◆ **Exercise goal**
For this exercise, copy out each line of the material below that includes "JSON".

◆ **Stored data**
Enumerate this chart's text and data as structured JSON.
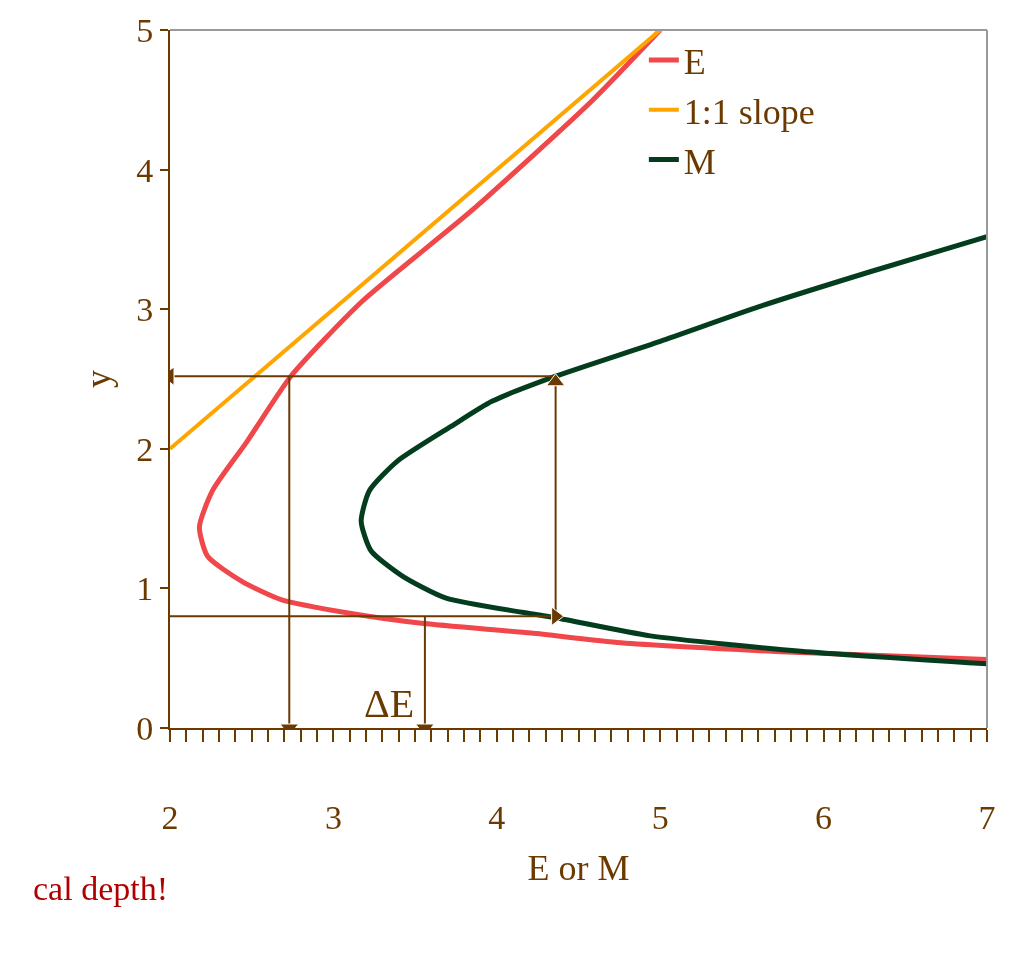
{
  "chart_data": {
    "type": "line",
    "xlabel": "E or M",
    "ylabel": "y",
    "xlim": [
      2,
      7
    ],
    "ylim": [
      0,
      5
    ],
    "xticks": [
      2,
      3,
      4,
      5,
      6,
      7
    ],
    "yticks": [
      0,
      1,
      2,
      3,
      4,
      5
    ],
    "legend": "top right",
    "series": [
      {
        "name": "E",
        "color": "#f0474b",
        "x": [
          5.0,
          4.58,
          3.84,
          3.17,
          2.74,
          2.47,
          2.26,
          2.18,
          2.23,
          2.44,
          2.68,
          3.11,
          3.54,
          4.21,
          4.76,
          5.86,
          7.0
        ],
        "values": [
          5.0,
          4.49,
          3.7,
          3.05,
          2.52,
          2.05,
          1.7,
          1.44,
          1.23,
          1.05,
          0.92,
          0.82,
          0.75,
          0.68,
          0.61,
          0.54,
          0.49
        ]
      },
      {
        "name": "1:1 slope",
        "color": "#ffa500",
        "x": [
          2,
          5
        ],
        "values": [
          2,
          5
        ]
      },
      {
        "name": "M",
        "color": "#033d1e",
        "x": [
          7.0,
          6.29,
          5.61,
          5.0,
          4.36,
          3.97,
          3.72,
          3.39,
          3.22,
          3.17,
          3.23,
          3.42,
          3.69,
          4.36,
          4.94,
          5.86,
          7.0
        ],
        "values": [
          3.52,
          3.27,
          3.02,
          2.77,
          2.52,
          2.34,
          2.16,
          1.91,
          1.7,
          1.48,
          1.27,
          1.09,
          0.93,
          0.79,
          0.66,
          0.55,
          0.46
        ]
      },
      {
        "color": "#6b3a00",
        "marker": "triangle",
        "line_style": "solid",
        "x": [
          4.36,
          2.0
        ],
        "values": [
          2.52,
          2.52
        ]
      },
      {
        "color": "#6b3a00",
        "marker": "triangle",
        "line_style": "solid",
        "x": [
          4.36,
          4.36
        ],
        "values": [
          0.82,
          2.48
        ]
      },
      {
        "color": "#6b3a00",
        "marker": "triangle",
        "line_style": "solid",
        "x": [
          2.0,
          4.36
        ],
        "values": [
          0.8,
          0.8
        ]
      },
      {
        "color": "#6b3a00",
        "marker": "triangle",
        "line_style": "solid",
        "x": [
          2.73,
          2.73
        ],
        "values": [
          2.52,
          0.0
        ]
      },
      {
        "color": "#6b3a00",
        "marker": "triangle",
        "line_style": "solid",
        "x": [
          3.56,
          3.56
        ],
        "values": [
          0.8,
          0.0
        ]
      }
    ],
    "annotations": [
      "ΔE",
      "cal depth!"
    ]
  }
}
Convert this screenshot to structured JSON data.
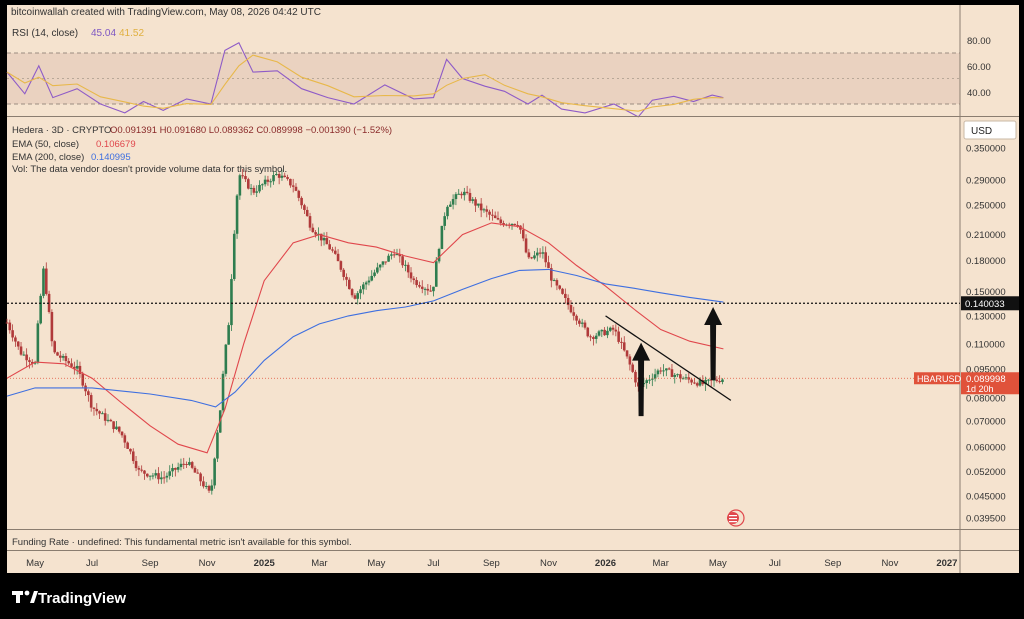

◆ **The output**
Enumerate this chart's text and data as structured JSON.
Convert this screenshot to structured JSON data.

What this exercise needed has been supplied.